■ **EXERCISE TASK**
Leave out the pictures and repeat every record exactly.

■ **SUPPLIED ENTRIES**
━━━

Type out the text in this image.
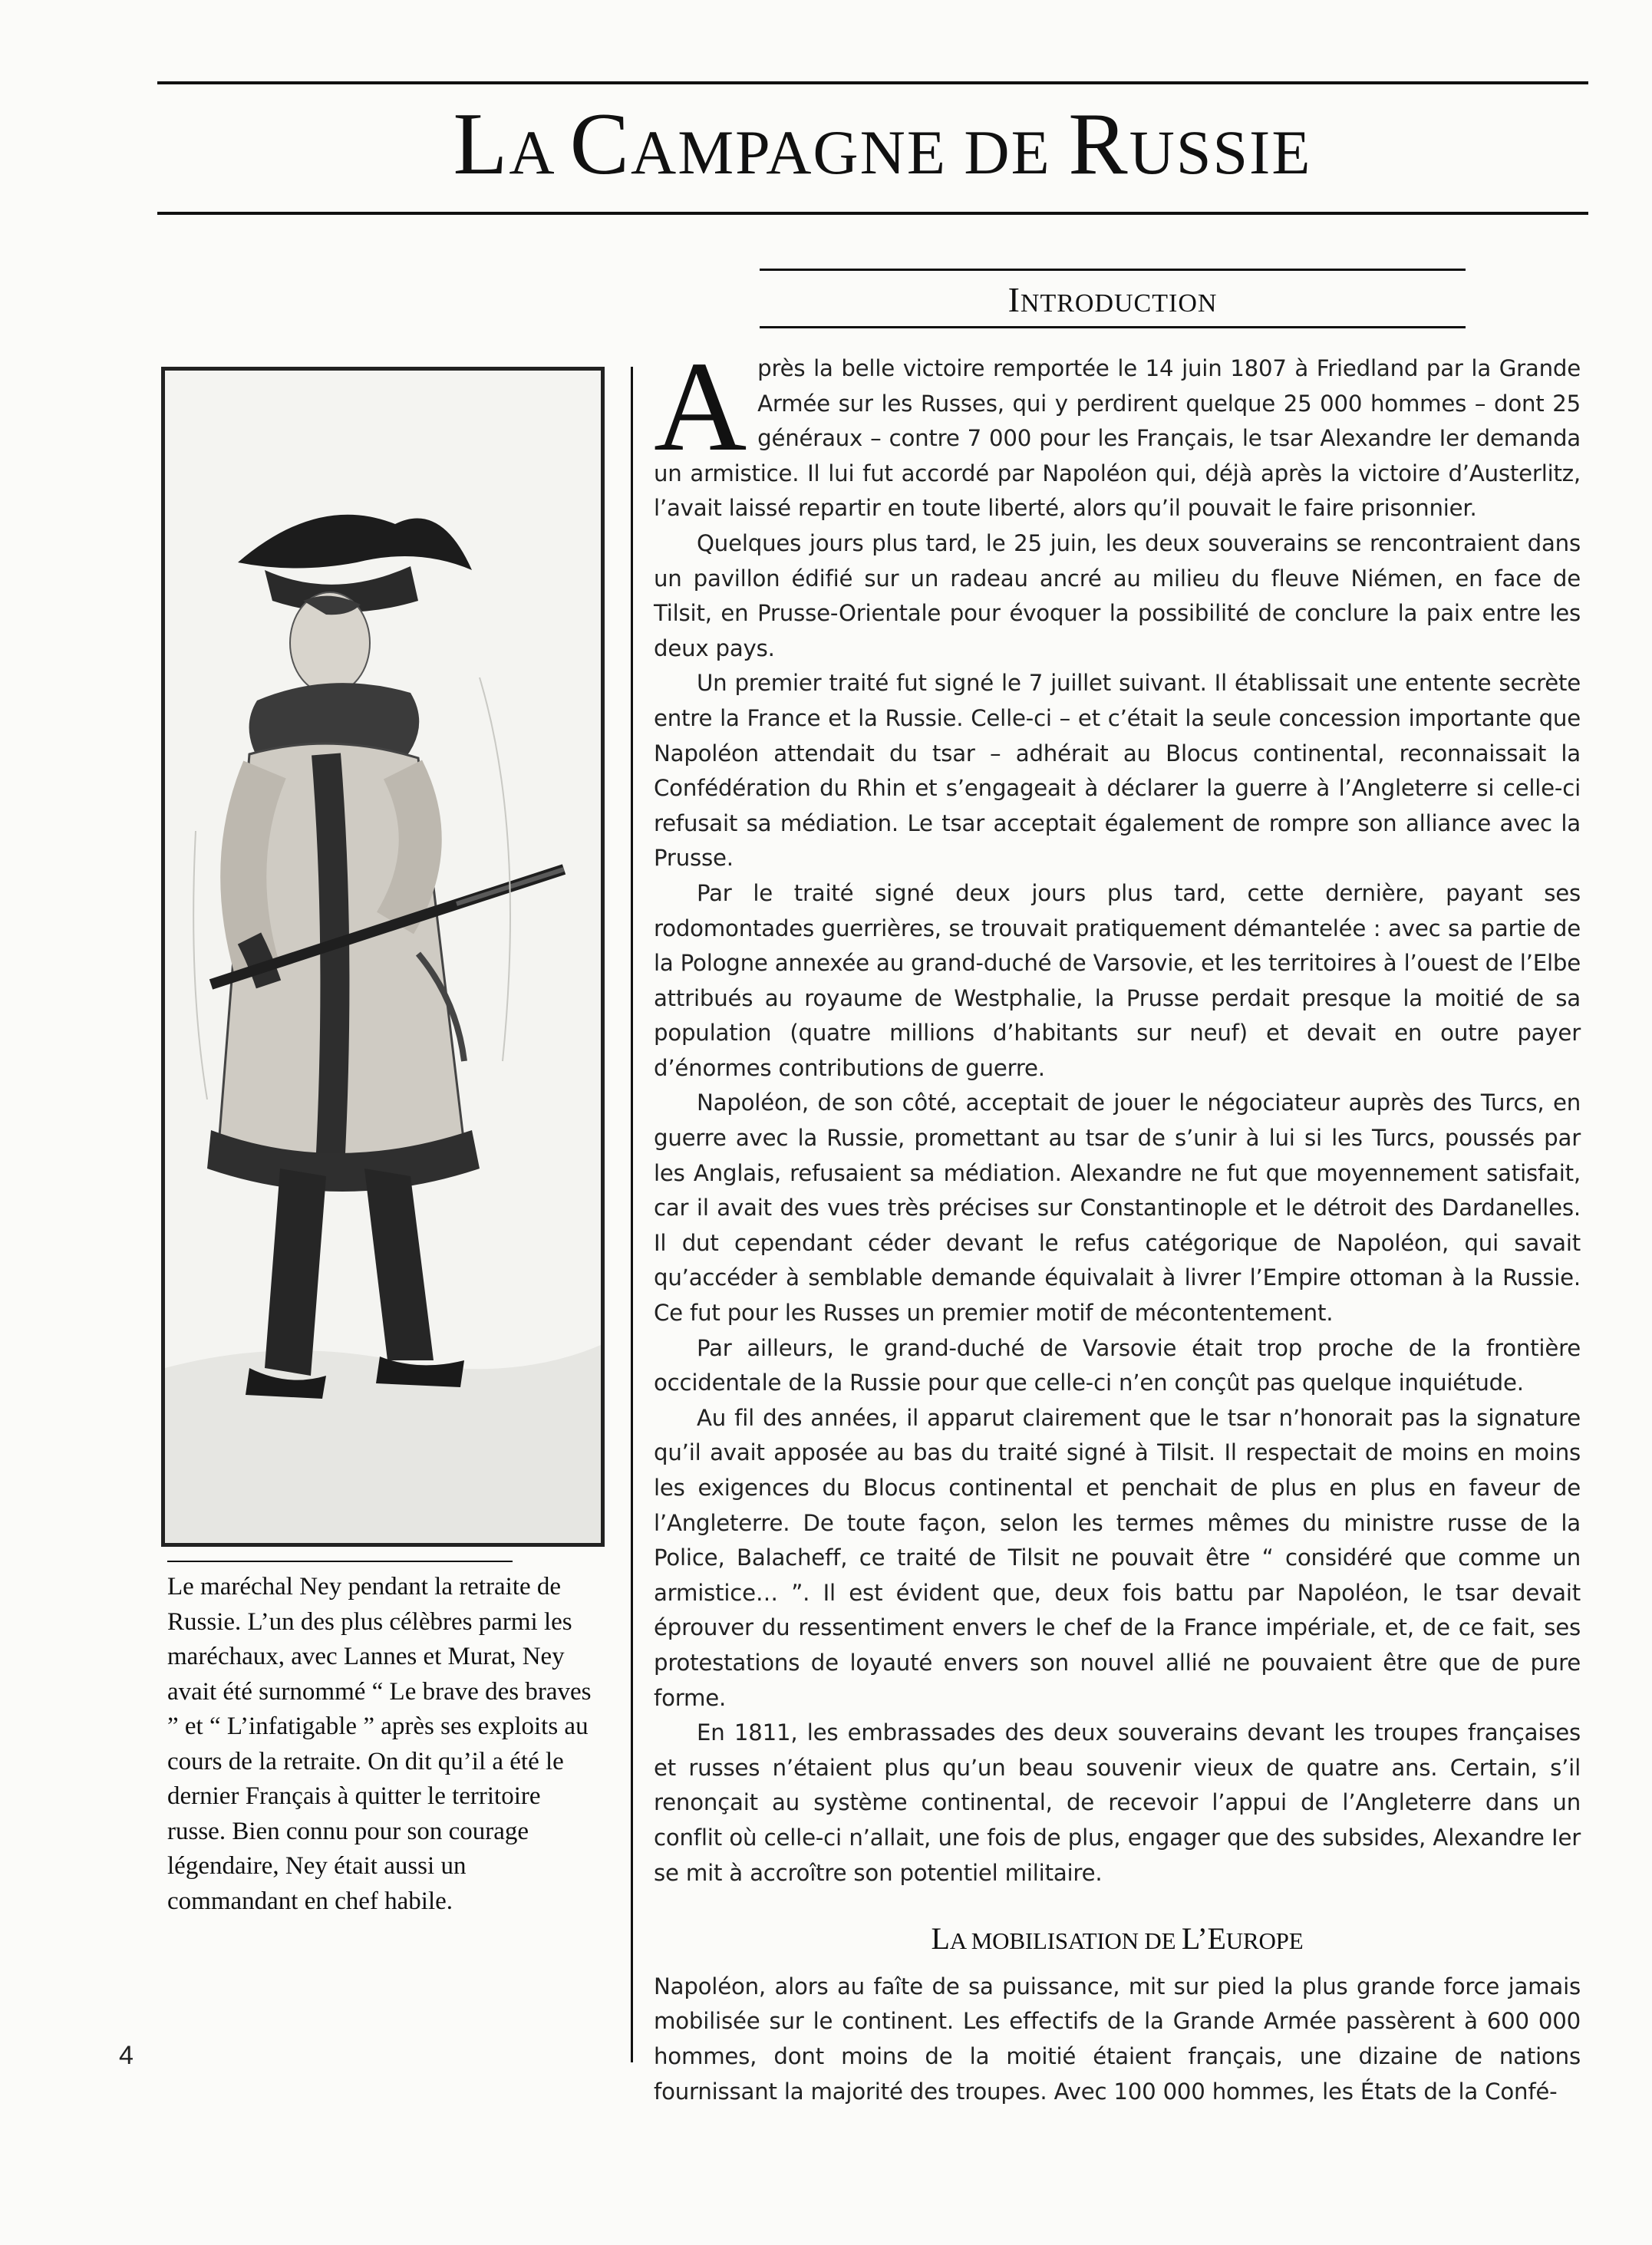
LA CAMPAGNE DE RUSSIE
INTRODUCTION

Le maréchal Ney pendant la retraite de Russie. L’un des plus célèbres parmi les maréchaux, avec Lannes et Murat, Ney avait été surnommé “ Le brave des braves ” et “ L’infatigable ” après ses exploits au cours de la retraite. On dit qu’il a été le dernier Français à quitter le territoire russe. Bien connu pour son courage légendaire, Ney était aussi un commandant en chef habile.

Après la belle victoire remportée le 14 juin 1807 à Friedland par la Grande Armée sur les Russes, qui y perdirent quelque 25 000 hommes – dont 25 généraux – contre 7 000 pour les Français, le tsar Alexandre Ier demanda un armistice. Il lui fut accordé par Napoléon qui, déjà après la victoire d’Austerlitz, l’avait laissé repartir en toute liberté, alors qu’il pouvait le faire prisonnier.

Quelques jours plus tard, le 25 juin, les deux souverains se rencontraient dans un pavillon édifié sur un radeau ancré au milieu du fleuve Niémen, en face de Tilsit, en Prusse-Orientale pour évoquer la possibilité de conclure la paix entre les deux pays.

Un premier traité fut signé le 7 juillet suivant. Il établissait une entente secrète entre la France et la Russie. Celle-ci – et c’était la seule concession importante que Napoléon attendait du tsar – adhérait au Blocus continental, reconnaissait la Confédération du Rhin et s’engageait à déclarer la guerre à l’Angleterre si celle-ci refusait sa médiation. Le tsar acceptait également de rompre son alliance avec la Prusse.

Par le traité signé deux jours plus tard, cette dernière, payant ses rodomontades guerrières, se trouvait pratiquement démantelée : avec sa partie de la Pologne annexée au grand-duché de Varsovie, et les territoires à l’ouest de l’Elbe attribués au royaume de Westphalie, la Prusse perdait presque la moitié de sa population (quatre millions d’habitants sur neuf) et devait en outre payer d’énormes contributions de guerre.

Napoléon, de son côté, acceptait de jouer le négociateur auprès des Turcs, en guerre avec la Russie, promettant au tsar de s’unir à lui si les Turcs, poussés par les Anglais, refusaient sa médiation. Alexandre ne fut que moyennement satisfait, car il avait des vues très précises sur Constantinople et le détroit des Dardanelles. Il dut cependant céder devant le refus catégorique de Napoléon, qui savait qu’accéder à semblable demande équivalait à livrer l’Empire ottoman à la Russie. Ce fut pour les Russes un premier motif de mécontentement.

Par ailleurs, le grand-duché de Varsovie était trop proche de la frontière occidentale de la Russie pour que celle-ci n’en conçût pas quelque inquiétude.

Au fil des années, il apparut clairement que le tsar n’honorait pas la signature qu’il avait apposée au bas du traité signé à Tilsit. Il respectait de moins en moins les exigences du Blocus continental et penchait de plus en plus en faveur de l’Angleterre. De toute façon, selon les termes mêmes du ministre russe de la Police, Balacheff, ce traité de Tilsit ne pouvait être “ considéré que comme un armistice… ”. Il est évident que, deux fois battu par Napoléon, le tsar devait éprouver du ressentiment envers le chef de la France impériale, et, de ce fait, ses protestations de loyauté envers son nouvel allié ne pouvaient être que de pure forme.

En 1811, les embrassades des deux souverains devant les troupes françaises et russes n’étaient plus qu’un beau souvenir vieux de quatre ans. Certain, s’il renonçait au système continental, de recevoir l’appui de l’Angleterre dans un conflit où celle-ci n’allait, une fois de plus, engager que des subsides, Alexandre Ier se mit à accroître son potentiel militaire.

LA MOBILISATION DE L’EUROPE

Napoléon, alors au faîte de sa puissance, mit sur pied la plus grande force jamais mobilisée sur le continent. Les effectifs de la Grande Armée passèrent à 600 000 hommes, dont moins de la moitié étaient français, une dizaine de nations fournissant la majorité des troupes. Avec 100 000 hommes, les États de la Confé-

4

━━━

■ **COMPLETE OUTPUT**
Type out the text in this image.
LA CAMPAGNE DE RUSSIE
INTRODUCTION

Le maréchal Ney pendant la retraite de Russie. L’un des plus célèbres parmi les maréchaux, avec Lannes et Murat, Ney avait été surnommé “ Le brave des braves ” et “ L’infatigable ” après ses exploits au cours de la retraite. On dit qu’il a été le dernier Français à quitter le territoire russe. Bien connu pour son courage légendaire, Ney était aussi un commandant en chef habile.

Après la belle victoire remportée le 14 juin 1807 à Friedland par la Grande Armée sur les Russes, qui y perdirent quelque 25 000 hommes – dont 25 généraux – contre 7 000 pour les Français, le tsar Alexandre Ier demanda un armistice. Il lui fut accordé par Napoléon qui, déjà après la victoire d’Austerlitz, l’avait laissé repartir en toute liberté, alors qu’il pouvait le faire prisonnier.

Quelques jours plus tard, le 25 juin, les deux souverains se rencontraient dans un pavillon édifié sur un radeau ancré au milieu du fleuve Niémen, en face de Tilsit, en Prusse-Orientale pour évoquer la possibilité de conclure la paix entre les deux pays.

Un premier traité fut signé le 7 juillet suivant. Il établissait une entente secrète entre la France et la Russie. Celle-ci – et c’était la seule concession importante que Napoléon attendait du tsar – adhérait au Blocus continental, reconnaissait la Confédération du Rhin et s’engageait à déclarer la guerre à l’Angleterre si celle-ci refusait sa médiation. Le tsar acceptait également de rompre son alliance avec la Prusse.

Par le traité signé deux jours plus tard, cette dernière, payant ses rodomontades guerrières, se trouvait pratiquement démantelée : avec sa partie de la Pologne annexée au grand-duché de Varsovie, et les territoires à l’ouest de l’Elbe attribués au royaume de Westphalie, la Prusse perdait presque la moitié de sa population (quatre millions d’habitants sur neuf) et devait en outre payer d’énormes contributions de guerre.

Napoléon, de son côté, acceptait de jouer le négociateur auprès des Turcs, en guerre avec la Russie, promettant au tsar de s’unir à lui si les Turcs, poussés par les Anglais, refusaient sa médiation. Alexandre ne fut que moyennement satisfait, car il avait des vues très précises sur Constantinople et le détroit des Dardanelles. Il dut cependant céder devant le refus catégorique de Napoléon, qui savait qu’accéder à semblable demande équivalait à livrer l’Empire ottoman à la Russie. Ce fut pour les Russes un premier motif de mécontentement.

Par ailleurs, le grand-duché de Varsovie était trop proche de la frontière occidentale de la Russie pour que celle-ci n’en conçût pas quelque inquiétude.

Au fil des années, il apparut clairement que le tsar n’honorait pas la signature qu’il avait apposée au bas du traité signé à Tilsit. Il respectait de moins en moins les exigences du Blocus continental et penchait de plus en plus en faveur de l’Angleterre. De toute façon, selon les termes mêmes du ministre russe de la Police, Balacheff, ce traité de Tilsit ne pouvait être “ considéré que comme un armistice… ”. Il est évident que, deux fois battu par Napoléon, le tsar devait éprouver du ressentiment envers le chef de la France impériale, et, de ce fait, ses protestations de loyauté envers son nouvel allié ne pouvaient être que de pure forme.

En 1811, les embrassades des deux souverains devant les troupes françaises et russes n’étaient plus qu’un beau souvenir vieux de quatre ans. Certain, s’il renonçait au système continental, de recevoir l’appui de l’Angleterre dans un conflit où celle-ci n’allait, une fois de plus, engager que des subsides, Alexandre Ier se mit à accroître son potentiel militaire.

LA MOBILISATION DE L’EUROPE

Napoléon, alors au faîte de sa puissance, mit sur pied la plus grande force jamais mobilisée sur le continent. Les effectifs de la Grande Armée passèrent à 600 000 hommes, dont moins de la moitié étaient français, une dizaine de nations fournissant la majorité des troupes. Avec 100 000 hommes, les États de la Confé-

4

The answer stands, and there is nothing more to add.